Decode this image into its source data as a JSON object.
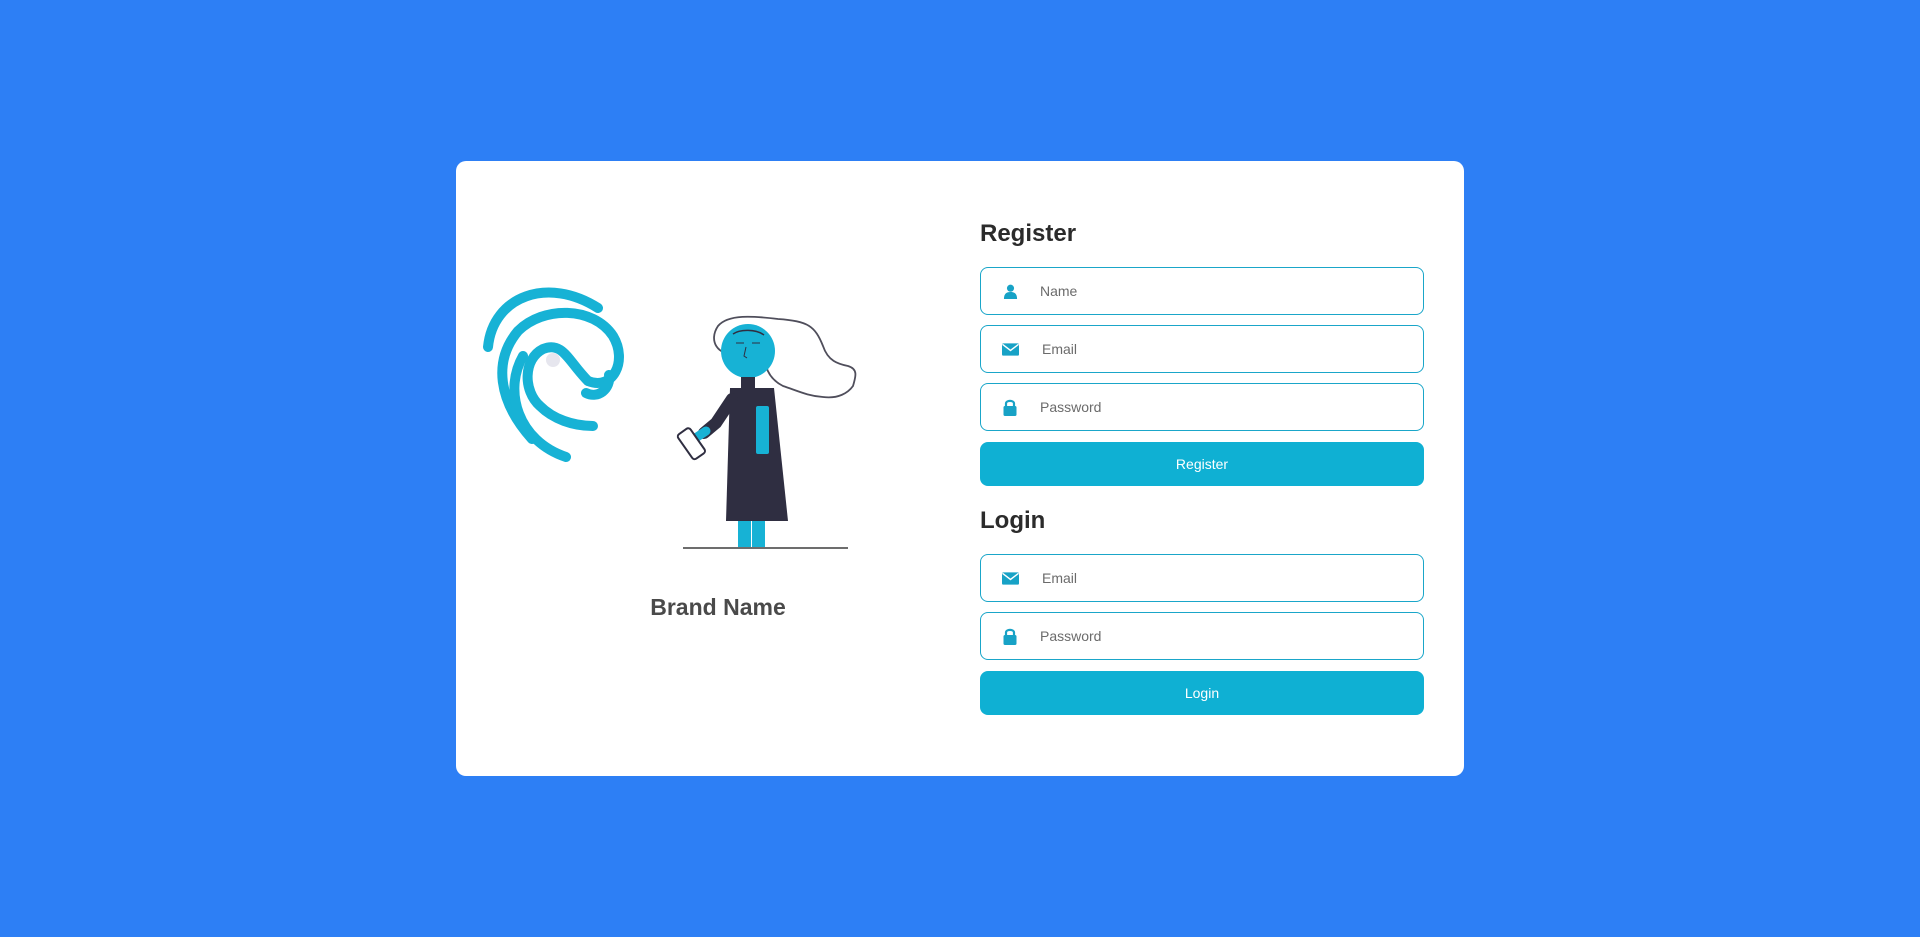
{
  "brand": {
    "name": "Brand Name"
  },
  "register": {
    "title": "Register",
    "name_placeholder": "Name",
    "email_placeholder": "Email",
    "password_placeholder": "Password",
    "button_label": "Register"
  },
  "login": {
    "title": "Login",
    "email_placeholder": "Email",
    "password_placeholder": "Password",
    "button_label": "Login"
  },
  "icons": {
    "name": "user-icon",
    "email": "envelope-icon",
    "password": "lock-icon",
    "logo": "fingerprint-logo"
  },
  "colors": {
    "background": "#2d7ff5",
    "accent": "#0fb0d3",
    "card": "#ffffff",
    "figure_dark": "#2f2e41"
  }
}
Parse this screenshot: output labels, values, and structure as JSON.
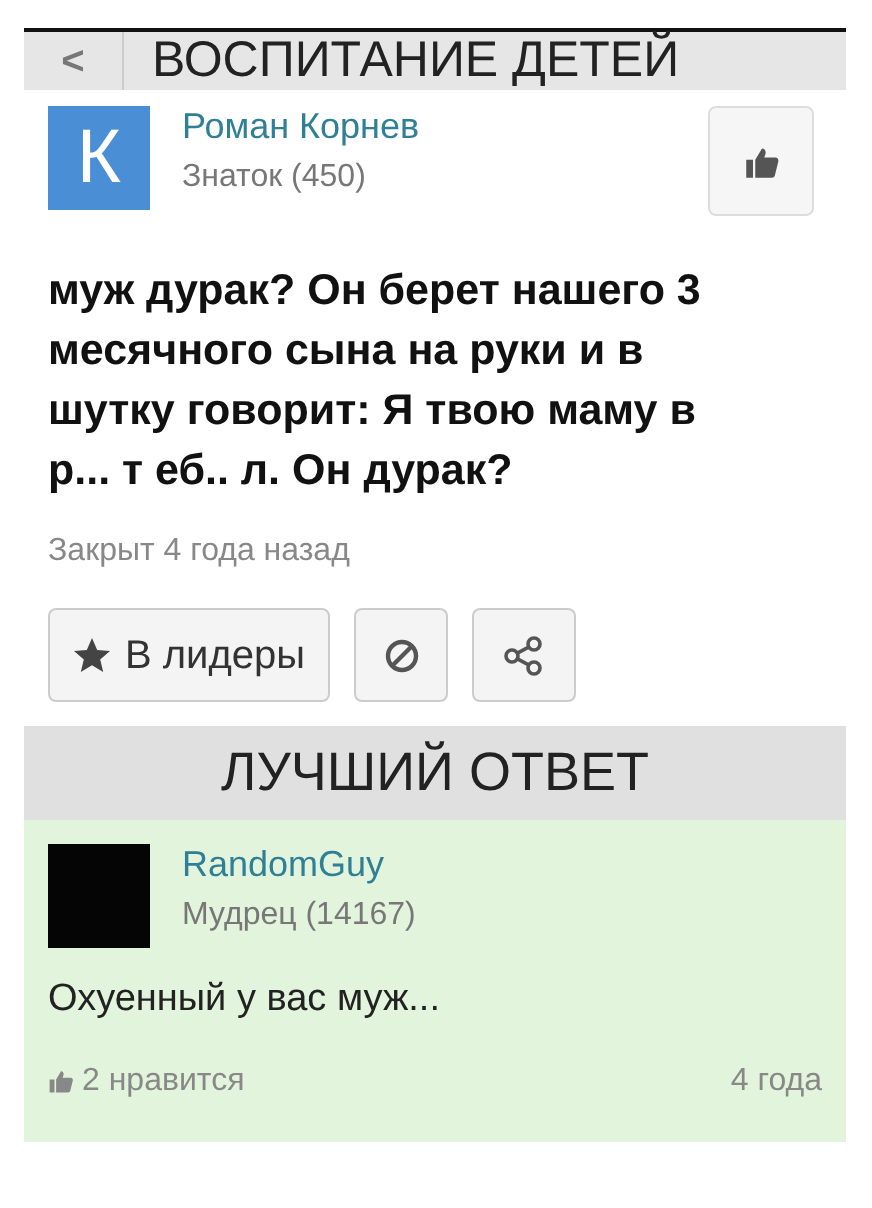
{
  "header": {
    "back": "<",
    "title": "ВОСПИТАНИЕ ДЕТЕЙ"
  },
  "question": {
    "avatar_letter": "К",
    "author": "Роман Корнев",
    "rank": "Знаток (450)",
    "text": "муж дурак? Он берет нашего 3 месячного сына на руки и в шутку говорит: Я твою маму в р... т еб.. л. Он дурак?",
    "status": "Закрыт 4 года назад",
    "leader_button": "В лидеры"
  },
  "best_answer": {
    "heading": "ЛУЧШИЙ ОТВЕТ",
    "author": "RandomGuy",
    "rank": "Мудрец (14167)",
    "text": "Охуенный у вас муж...",
    "likes": "2 нравится",
    "age": "4 года"
  }
}
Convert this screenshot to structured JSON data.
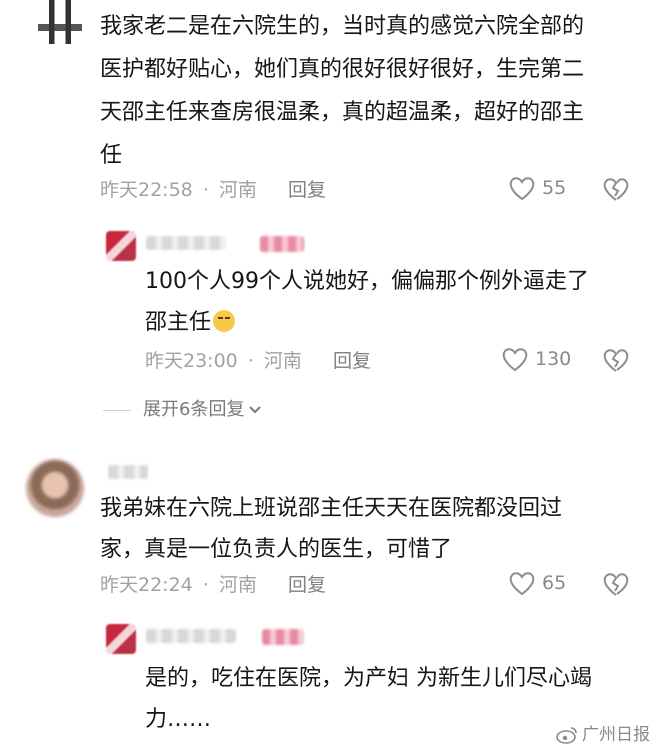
{
  "comments": [
    {
      "lines": [
        "我家老二是在六院生的，当时真的感觉六院全部的",
        "医护都好贴心，她们真的很好很好很好，生完第二",
        "天邵主任来查房很温柔，真的超温柔，超好的邵主",
        "任"
      ],
      "time": "昨天22:58",
      "location": "河南",
      "reply_label": "回复",
      "likes": "55"
    },
    {
      "lines": [
        "100个人99个人说她好，偏偏那个例外逼走了",
        "邵主任"
      ],
      "time": "昨天23:00",
      "location": "河南",
      "reply_label": "回复",
      "likes": "130"
    },
    {
      "lines": [
        "我弟妹在六院上班说邵主任天天在医院都没回过",
        "家，真是一位负责人的医生，可惜了"
      ],
      "time": "昨天22:24",
      "location": "河南",
      "reply_label": "回复",
      "likes": "65"
    },
    {
      "lines": [
        "是的，吃住在医院，为产妇 为新生儿们尽心竭",
        "力……"
      ]
    }
  ],
  "expand_label": "展开6条回复",
  "separator": "·",
  "watermark": "广州日报",
  "colors": {
    "text": "#161616",
    "meta": "#a2a2a2",
    "icon": "#9a9a9a"
  },
  "icons": [
    "heart-icon",
    "heart-broken-icon",
    "chevron-down-icon",
    "crying-emoji",
    "weibo-logo"
  ]
}
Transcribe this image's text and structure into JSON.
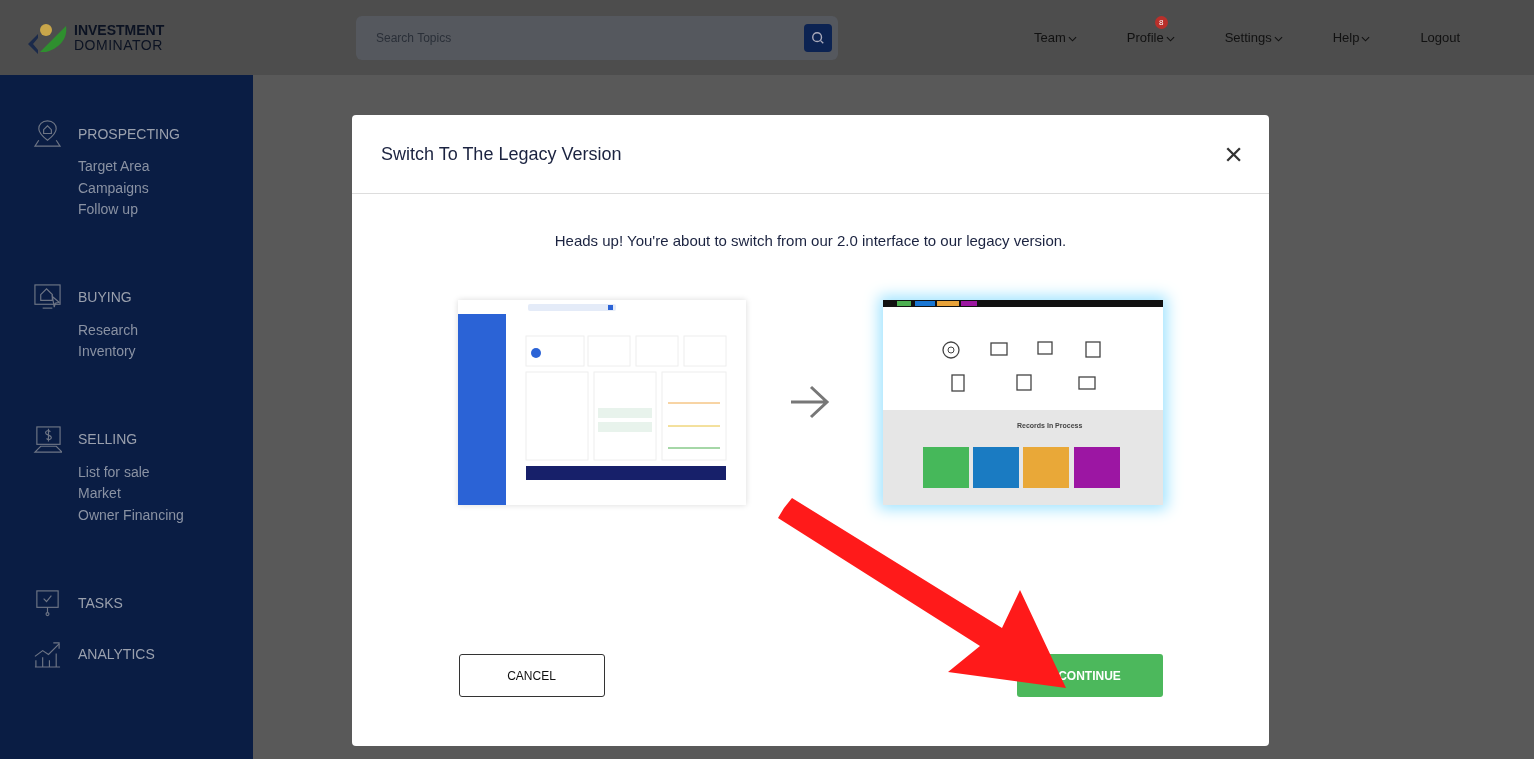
{
  "header": {
    "logo": {
      "line1": "INVESTMENT",
      "line2": "DOMINATOR"
    },
    "search": {
      "placeholder": "Search Topics"
    },
    "nav": [
      {
        "label": "Team",
        "dropdown": true
      },
      {
        "label": "Profile",
        "dropdown": true,
        "badge": "8"
      },
      {
        "label": "Settings",
        "dropdown": true
      },
      {
        "label": "Help",
        "dropdown": true
      },
      {
        "label": "Logout",
        "dropdown": false
      }
    ]
  },
  "sidebar": {
    "sections": [
      {
        "title": "PROSPECTING",
        "items": [
          "Target Area",
          "Campaigns",
          "Follow up"
        ]
      },
      {
        "title": "BUYING",
        "items": [
          "Research",
          "Inventory"
        ]
      },
      {
        "title": "SELLING",
        "items": [
          "List for sale",
          "Market",
          "Owner Financing"
        ]
      },
      {
        "title": "TASKS"
      },
      {
        "title": "ANALYTICS"
      }
    ]
  },
  "modal": {
    "title": "Switch To The Legacy Version",
    "close": "×",
    "message": "Heads up! You're about to switch from our 2.0 interface to our legacy version.",
    "legacy_preview": {
      "heading": "Records In Process"
    },
    "buttons": [
      {
        "label": "CANCEL",
        "kind": "outline"
      },
      {
        "label": "CONTINUE",
        "kind": "primary"
      }
    ]
  }
}
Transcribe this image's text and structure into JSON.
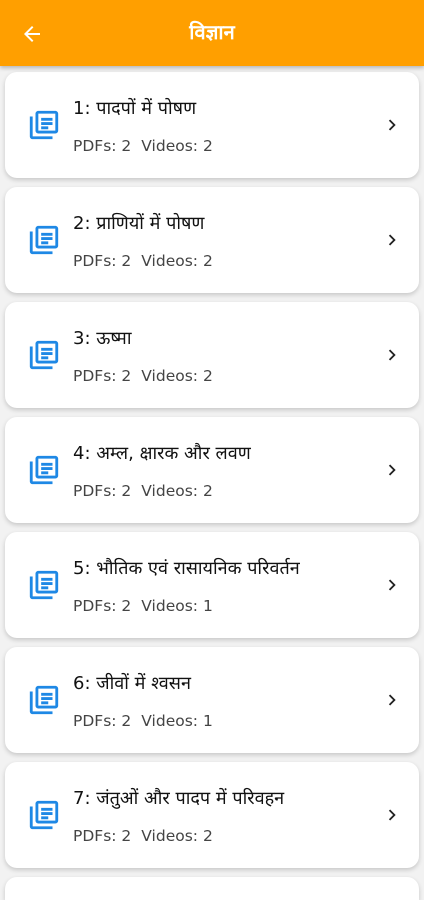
{
  "appbar": {
    "title": "विज्ञान",
    "back_icon": "arrow-left-icon",
    "color": "#ff9f00"
  },
  "chapters": [
    {
      "name": "1: पादपों में पोषण",
      "pdfs": "PDFs: 2",
      "videos": "Videos: 2"
    },
    {
      "name": "2: प्राणियों में पोषण",
      "pdfs": "PDFs: 2",
      "videos": "Videos: 2"
    },
    {
      "name": "3: ऊष्मा",
      "pdfs": "PDFs: 2",
      "videos": "Videos: 2"
    },
    {
      "name": "4: अम्ल, क्षारक और लवण",
      "pdfs": "PDFs: 2",
      "videos": "Videos: 2"
    },
    {
      "name": "5: भौतिक एवं रासायनिक परिवर्तन",
      "pdfs": "PDFs: 2",
      "videos": "Videos: 1"
    },
    {
      "name": "6: जीवों में श्वसन",
      "pdfs": "PDFs: 2",
      "videos": "Videos: 1"
    },
    {
      "name": "7: जंतुओं और पादप में परिवहन",
      "pdfs": "PDFs: 2",
      "videos": "Videos: 2"
    }
  ],
  "icons": {
    "chapter": "library-books-icon",
    "open": "chevron-right-icon",
    "icon_color": "#1e88e5"
  }
}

--

> Problem to solve
Print the whole listing above once more, word for word, without its pictures.

> Task answer
Decode this image into its source data as a JSON object.
{
  "brand": {
    "name": "Brand Name"
  },
  "register": {
    "title": "Register",
    "name_placeholder": "Name",
    "email_placeholder": "Email",
    "password_placeholder": "Password",
    "button_label": "Register"
  },
  "login": {
    "title": "Login",
    "email_placeholder": "Email",
    "password_placeholder": "Password",
    "button_label": "Login"
  },
  "icons": {
    "name": "user-icon",
    "email": "envelope-icon",
    "password": "lock-icon",
    "logo": "fingerprint-logo"
  },
  "colors": {
    "background": "#2d7ff5",
    "accent": "#0fb0d3",
    "card": "#ffffff",
    "figure_dark": "#2f2e41"
  }
}
Parse this screenshot: output labels, values, and structure as JSON.
{
  "header": {
    "back": "<",
    "title": "ВОСПИТАНИЕ ДЕТЕЙ"
  },
  "question": {
    "avatar_letter": "К",
    "author": "Роман Корнев",
    "rank": "Знаток (450)",
    "text": "муж дурак? Он берет нашего 3 месячного сына на руки и в шутку говорит: Я твою маму в р... т еб.. л. Он дурак?",
    "status": "Закрыт 4 года назад",
    "leader_button": "В лидеры"
  },
  "best_answer": {
    "heading": "ЛУЧШИЙ ОТВЕТ",
    "author": "RandomGuy",
    "rank": "Мудрец (14167)",
    "text": "Охуенный у вас муж...",
    "likes": "2 нравится",
    "age": "4 года"
  }
}
Convert this screenshot to structured JSON data.
{
  "comments": [
    {
      "lines": [
        "我家老二是在六院生的，当时真的感觉六院全部的",
        "医护都好贴心，她们真的很好很好很好，生完第二",
        "天邵主任来查房很温柔，真的超温柔，超好的邵主",
        "任"
      ],
      "time": "昨天22:58",
      "location": "河南",
      "reply_label": "回复",
      "likes": "55"
    },
    {
      "lines": [
        "100个人99个人说她好，偏偏那个例外逼走了",
        "邵主任"
      ],
      "time": "昨天23:00",
      "location": "河南",
      "reply_label": "回复",
      "likes": "130"
    },
    {
      "lines": [
        "我弟妹在六院上班说邵主任天天在医院都没回过",
        "家，真是一位负责人的医生，可惜了"
      ],
      "time": "昨天22:24",
      "location": "河南",
      "reply_label": "回复",
      "likes": "65"
    },
    {
      "lines": [
        "是的，吃住在医院，为产妇 为新生儿们尽心竭",
        "力……"
      ]
    }
  ],
  "expand_label": "展开6条回复",
  "separator": "·",
  "watermark": "广州日报",
  "colors": {
    "text": "#161616",
    "meta": "#a2a2a2",
    "icon": "#9a9a9a"
  },
  "icons": [
    "heart-icon",
    "heart-broken-icon",
    "chevron-down-icon",
    "crying-emoji",
    "weibo-logo"
  ]
}
Transcribe this image's text and structure into JSON.
{
  "header": {
    "logo": {
      "line1": "INVESTMENT",
      "line2": "DOMINATOR"
    },
    "search": {
      "placeholder": "Search Topics"
    },
    "nav": [
      {
        "label": "Team",
        "dropdown": true
      },
      {
        "label": "Profile",
        "dropdown": true,
        "badge": "8"
      },
      {
        "label": "Settings",
        "dropdown": true
      },
      {
        "label": "Help",
        "dropdown": true
      },
      {
        "label": "Logout",
        "dropdown": false
      }
    ]
  },
  "sidebar": {
    "sections": [
      {
        "title": "PROSPECTING",
        "items": [
          "Target Area",
          "Campaigns",
          "Follow up"
        ]
      },
      {
        "title": "BUYING",
        "items": [
          "Research",
          "Inventory"
        ]
      },
      {
        "title": "SELLING",
        "items": [
          "List for sale",
          "Market",
          "Owner Financing"
        ]
      },
      {
        "title": "TASKS"
      },
      {
        "title": "ANALYTICS"
      }
    ]
  },
  "modal": {
    "title": "Switch To The Legacy Version",
    "close": "×",
    "message": "Heads up! You're about to switch from our 2.0 interface to our legacy version.",
    "legacy_preview": {
      "heading": "Records In Process"
    },
    "buttons": [
      {
        "label": "CANCEL",
        "kind": "outline"
      },
      {
        "label": "CONTINUE",
        "kind": "primary"
      }
    ]
  }
}
Transcribe this image's text and structure into JSON.
{
  "appbar": {
    "title": "विज्ञान",
    "back_icon": "arrow-left-icon",
    "color": "#ff9f00"
  },
  "chapters": [
    {
      "name": "1: पादपों में पोषण",
      "pdfs": "PDFs: 2",
      "videos": "Videos: 2"
    },
    {
      "name": "2: प्राणियों में पोषण",
      "pdfs": "PDFs: 2",
      "videos": "Videos: 2"
    },
    {
      "name": "3: ऊष्मा",
      "pdfs": "PDFs: 2",
      "videos": "Videos: 2"
    },
    {
      "name": "4: अम्ल, क्षारक और लवण",
      "pdfs": "PDFs: 2",
      "videos": "Videos: 2"
    },
    {
      "name": "5: भौतिक एवं रासायनिक परिवर्तन",
      "pdfs": "PDFs: 2",
      "videos": "Videos: 1"
    },
    {
      "name": "6: जीवों में श्वसन",
      "pdfs": "PDFs: 2",
      "videos": "Videos: 1"
    },
    {
      "name": "7: जंतुओं और पादप में परिवहन",
      "pdfs": "PDFs: 2",
      "videos": "Videos: 2"
    }
  ],
  "icons": {
    "chapter": "library-books-icon",
    "open": "chevron-right-icon",
    "icon_color": "#1e88e5"
  }
}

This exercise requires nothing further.